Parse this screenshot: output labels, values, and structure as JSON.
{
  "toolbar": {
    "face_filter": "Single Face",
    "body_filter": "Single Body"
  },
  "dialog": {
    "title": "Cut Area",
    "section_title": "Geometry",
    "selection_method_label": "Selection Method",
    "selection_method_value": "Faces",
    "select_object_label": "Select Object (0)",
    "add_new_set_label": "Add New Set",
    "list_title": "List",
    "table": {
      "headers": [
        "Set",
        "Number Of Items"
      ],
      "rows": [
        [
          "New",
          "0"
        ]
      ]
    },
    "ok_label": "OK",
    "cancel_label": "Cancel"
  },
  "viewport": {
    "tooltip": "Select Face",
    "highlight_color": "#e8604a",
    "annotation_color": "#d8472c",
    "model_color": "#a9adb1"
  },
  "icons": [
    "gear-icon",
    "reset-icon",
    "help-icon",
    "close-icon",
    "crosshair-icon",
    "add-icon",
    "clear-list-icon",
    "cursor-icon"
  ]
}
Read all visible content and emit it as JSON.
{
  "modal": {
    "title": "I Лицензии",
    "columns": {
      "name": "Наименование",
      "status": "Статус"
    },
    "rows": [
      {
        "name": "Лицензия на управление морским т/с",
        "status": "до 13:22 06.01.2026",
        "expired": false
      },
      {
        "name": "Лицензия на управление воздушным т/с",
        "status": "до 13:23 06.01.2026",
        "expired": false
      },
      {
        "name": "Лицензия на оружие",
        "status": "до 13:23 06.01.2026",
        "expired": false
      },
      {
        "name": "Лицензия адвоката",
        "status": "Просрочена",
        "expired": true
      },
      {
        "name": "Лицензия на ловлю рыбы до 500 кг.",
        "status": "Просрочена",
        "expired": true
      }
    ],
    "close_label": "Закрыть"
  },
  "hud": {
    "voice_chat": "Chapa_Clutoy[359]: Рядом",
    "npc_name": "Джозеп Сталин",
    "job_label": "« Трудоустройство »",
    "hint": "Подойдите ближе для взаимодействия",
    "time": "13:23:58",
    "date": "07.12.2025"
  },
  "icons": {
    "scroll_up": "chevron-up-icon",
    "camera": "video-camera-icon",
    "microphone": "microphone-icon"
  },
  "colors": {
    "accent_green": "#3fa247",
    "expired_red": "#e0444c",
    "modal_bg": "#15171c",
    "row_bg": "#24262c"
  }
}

━━━━━━━━

# [Objective]
Take the data above and return it exactly.

# [Reply to the exercise]
Parse this screenshot: output labels, values, and structure as JSON.
{
  "toolbar": {
    "face_filter": "Single Face",
    "body_filter": "Single Body"
  },
  "dialog": {
    "title": "Cut Area",
    "section_title": "Geometry",
    "selection_method_label": "Selection Method",
    "selection_method_value": "Faces",
    "select_object_label": "Select Object (0)",
    "add_new_set_label": "Add New Set",
    "list_title": "List",
    "table": {
      "headers": [
        "Set",
        "Number Of Items"
      ],
      "rows": [
        [
          "New",
          "0"
        ]
      ]
    },
    "ok_label": "OK",
    "cancel_label": "Cancel"
  },
  "viewport": {
    "tooltip": "Select Face",
    "highlight_color": "#e8604a",
    "annotation_color": "#d8472c",
    "model_color": "#a9adb1"
  },
  "icons": [
    "gear-icon",
    "reset-icon",
    "help-icon",
    "close-icon",
    "crosshair-icon",
    "add-icon",
    "clear-list-icon",
    "cursor-icon"
  ]
}
Read all visible content and emit it as JSON.
{
  "modal": {
    "title": "I Лицензии",
    "columns": {
      "name": "Наименование",
      "status": "Статус"
    },
    "rows": [
      {
        "name": "Лицензия на управление морским т/с",
        "status": "до 13:22 06.01.2026",
        "expired": false
      },
      {
        "name": "Лицензия на управление воздушным т/с",
        "status": "до 13:23 06.01.2026",
        "expired": false
      },
      {
        "name": "Лицензия на оружие",
        "status": "до 13:23 06.01.2026",
        "expired": false
      },
      {
        "name": "Лицензия адвоката",
        "status": "Просрочена",
        "expired": true
      },
      {
        "name": "Лицензия на ловлю рыбы до 500 кг.",
        "status": "Просрочена",
        "expired": true
      }
    ],
    "close_label": "Закрыть"
  },
  "hud": {
    "voice_chat": "Chapa_Clutoy[359]: Рядом",
    "npc_name": "Джозеп Сталин",
    "job_label": "« Трудоустройство »",
    "hint": "Подойдите ближе для взаимодействия",
    "time": "13:23:58",
    "date": "07.12.2025"
  },
  "icons": {
    "scroll_up": "chevron-up-icon",
    "camera": "video-camera-icon",
    "microphone": "microphone-icon"
  },
  "colors": {
    "accent_green": "#3fa247",
    "expired_red": "#e0444c",
    "modal_bg": "#15171c",
    "row_bg": "#24262c"
  }
}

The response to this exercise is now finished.